TASK DIRECTIONS
Extract all lines in the data that contain the word "description".

Data entries

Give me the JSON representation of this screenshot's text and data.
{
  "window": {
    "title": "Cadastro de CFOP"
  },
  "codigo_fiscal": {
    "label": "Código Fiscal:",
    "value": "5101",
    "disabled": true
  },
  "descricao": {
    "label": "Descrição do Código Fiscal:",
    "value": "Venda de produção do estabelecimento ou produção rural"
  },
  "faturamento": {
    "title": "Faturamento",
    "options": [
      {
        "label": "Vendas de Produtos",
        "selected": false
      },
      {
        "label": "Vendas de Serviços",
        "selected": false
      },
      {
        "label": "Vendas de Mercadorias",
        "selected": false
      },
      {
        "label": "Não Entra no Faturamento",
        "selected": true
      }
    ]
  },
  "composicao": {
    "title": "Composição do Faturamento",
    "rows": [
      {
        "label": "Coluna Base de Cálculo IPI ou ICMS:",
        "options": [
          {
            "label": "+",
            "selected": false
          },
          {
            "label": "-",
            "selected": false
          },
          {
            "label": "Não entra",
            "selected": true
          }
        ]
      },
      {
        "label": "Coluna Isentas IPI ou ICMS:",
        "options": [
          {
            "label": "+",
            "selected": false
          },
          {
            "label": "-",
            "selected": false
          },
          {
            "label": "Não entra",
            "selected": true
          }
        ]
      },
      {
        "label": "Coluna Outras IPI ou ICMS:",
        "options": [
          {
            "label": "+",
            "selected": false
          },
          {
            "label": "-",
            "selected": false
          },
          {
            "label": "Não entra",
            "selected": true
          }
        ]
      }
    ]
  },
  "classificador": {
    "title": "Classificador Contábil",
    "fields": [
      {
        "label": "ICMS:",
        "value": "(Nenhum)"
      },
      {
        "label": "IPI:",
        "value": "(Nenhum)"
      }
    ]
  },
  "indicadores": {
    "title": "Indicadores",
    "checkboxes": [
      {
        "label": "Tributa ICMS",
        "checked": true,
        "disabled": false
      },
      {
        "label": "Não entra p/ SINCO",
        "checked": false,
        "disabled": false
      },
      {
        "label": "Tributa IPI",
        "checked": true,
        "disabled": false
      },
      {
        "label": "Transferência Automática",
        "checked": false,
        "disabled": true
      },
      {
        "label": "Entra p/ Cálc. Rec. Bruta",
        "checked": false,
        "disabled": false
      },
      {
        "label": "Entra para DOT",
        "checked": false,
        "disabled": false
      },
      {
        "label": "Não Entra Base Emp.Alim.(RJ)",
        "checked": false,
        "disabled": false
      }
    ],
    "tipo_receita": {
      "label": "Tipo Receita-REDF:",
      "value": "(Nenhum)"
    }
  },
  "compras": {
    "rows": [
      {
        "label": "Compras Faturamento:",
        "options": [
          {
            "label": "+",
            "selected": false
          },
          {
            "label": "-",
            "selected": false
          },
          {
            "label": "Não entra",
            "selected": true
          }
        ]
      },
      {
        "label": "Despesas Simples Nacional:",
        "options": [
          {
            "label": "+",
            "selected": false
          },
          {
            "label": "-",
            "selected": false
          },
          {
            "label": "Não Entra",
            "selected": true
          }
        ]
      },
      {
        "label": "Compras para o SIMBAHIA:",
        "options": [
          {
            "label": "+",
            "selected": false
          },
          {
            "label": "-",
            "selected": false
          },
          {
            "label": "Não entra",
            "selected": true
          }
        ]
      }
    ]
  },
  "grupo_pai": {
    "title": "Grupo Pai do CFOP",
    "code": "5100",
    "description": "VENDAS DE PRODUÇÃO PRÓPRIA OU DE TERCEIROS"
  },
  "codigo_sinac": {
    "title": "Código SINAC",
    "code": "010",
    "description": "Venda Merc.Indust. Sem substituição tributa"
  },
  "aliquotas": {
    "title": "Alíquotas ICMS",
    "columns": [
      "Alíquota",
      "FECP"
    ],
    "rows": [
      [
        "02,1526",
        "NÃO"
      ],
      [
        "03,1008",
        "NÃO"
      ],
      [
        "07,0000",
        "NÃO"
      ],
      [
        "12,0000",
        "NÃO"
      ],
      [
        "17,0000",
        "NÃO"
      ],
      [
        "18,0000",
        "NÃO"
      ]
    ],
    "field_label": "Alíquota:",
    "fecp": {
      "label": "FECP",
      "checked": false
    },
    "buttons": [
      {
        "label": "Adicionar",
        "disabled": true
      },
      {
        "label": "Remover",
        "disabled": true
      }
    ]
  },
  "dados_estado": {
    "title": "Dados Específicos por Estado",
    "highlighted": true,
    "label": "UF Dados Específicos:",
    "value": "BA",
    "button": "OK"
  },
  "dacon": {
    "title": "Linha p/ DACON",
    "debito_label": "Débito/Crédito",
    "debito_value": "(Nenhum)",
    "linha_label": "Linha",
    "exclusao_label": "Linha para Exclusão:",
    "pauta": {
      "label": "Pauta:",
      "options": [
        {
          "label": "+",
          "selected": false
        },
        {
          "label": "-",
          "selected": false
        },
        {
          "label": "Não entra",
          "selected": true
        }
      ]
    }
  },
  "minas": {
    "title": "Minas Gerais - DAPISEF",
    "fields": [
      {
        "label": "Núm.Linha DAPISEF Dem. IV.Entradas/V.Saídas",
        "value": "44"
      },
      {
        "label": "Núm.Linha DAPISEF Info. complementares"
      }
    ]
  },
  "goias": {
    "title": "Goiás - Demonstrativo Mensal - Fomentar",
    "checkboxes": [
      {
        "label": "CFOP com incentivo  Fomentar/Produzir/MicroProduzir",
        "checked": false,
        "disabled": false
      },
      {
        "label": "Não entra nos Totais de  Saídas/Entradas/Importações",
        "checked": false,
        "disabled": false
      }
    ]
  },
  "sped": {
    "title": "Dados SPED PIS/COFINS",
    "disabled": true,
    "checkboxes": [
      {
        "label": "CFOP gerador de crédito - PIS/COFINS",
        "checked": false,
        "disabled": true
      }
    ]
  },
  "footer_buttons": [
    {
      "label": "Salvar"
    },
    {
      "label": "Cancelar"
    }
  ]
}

RESPONSE TO THIS EXERCISE
    "description": "VENDAS DE PRODUÇÃO PRÓPRIA OU DE TERCEIROS"
    "description": "Venda Merc.Indust. Sem substituição tributa"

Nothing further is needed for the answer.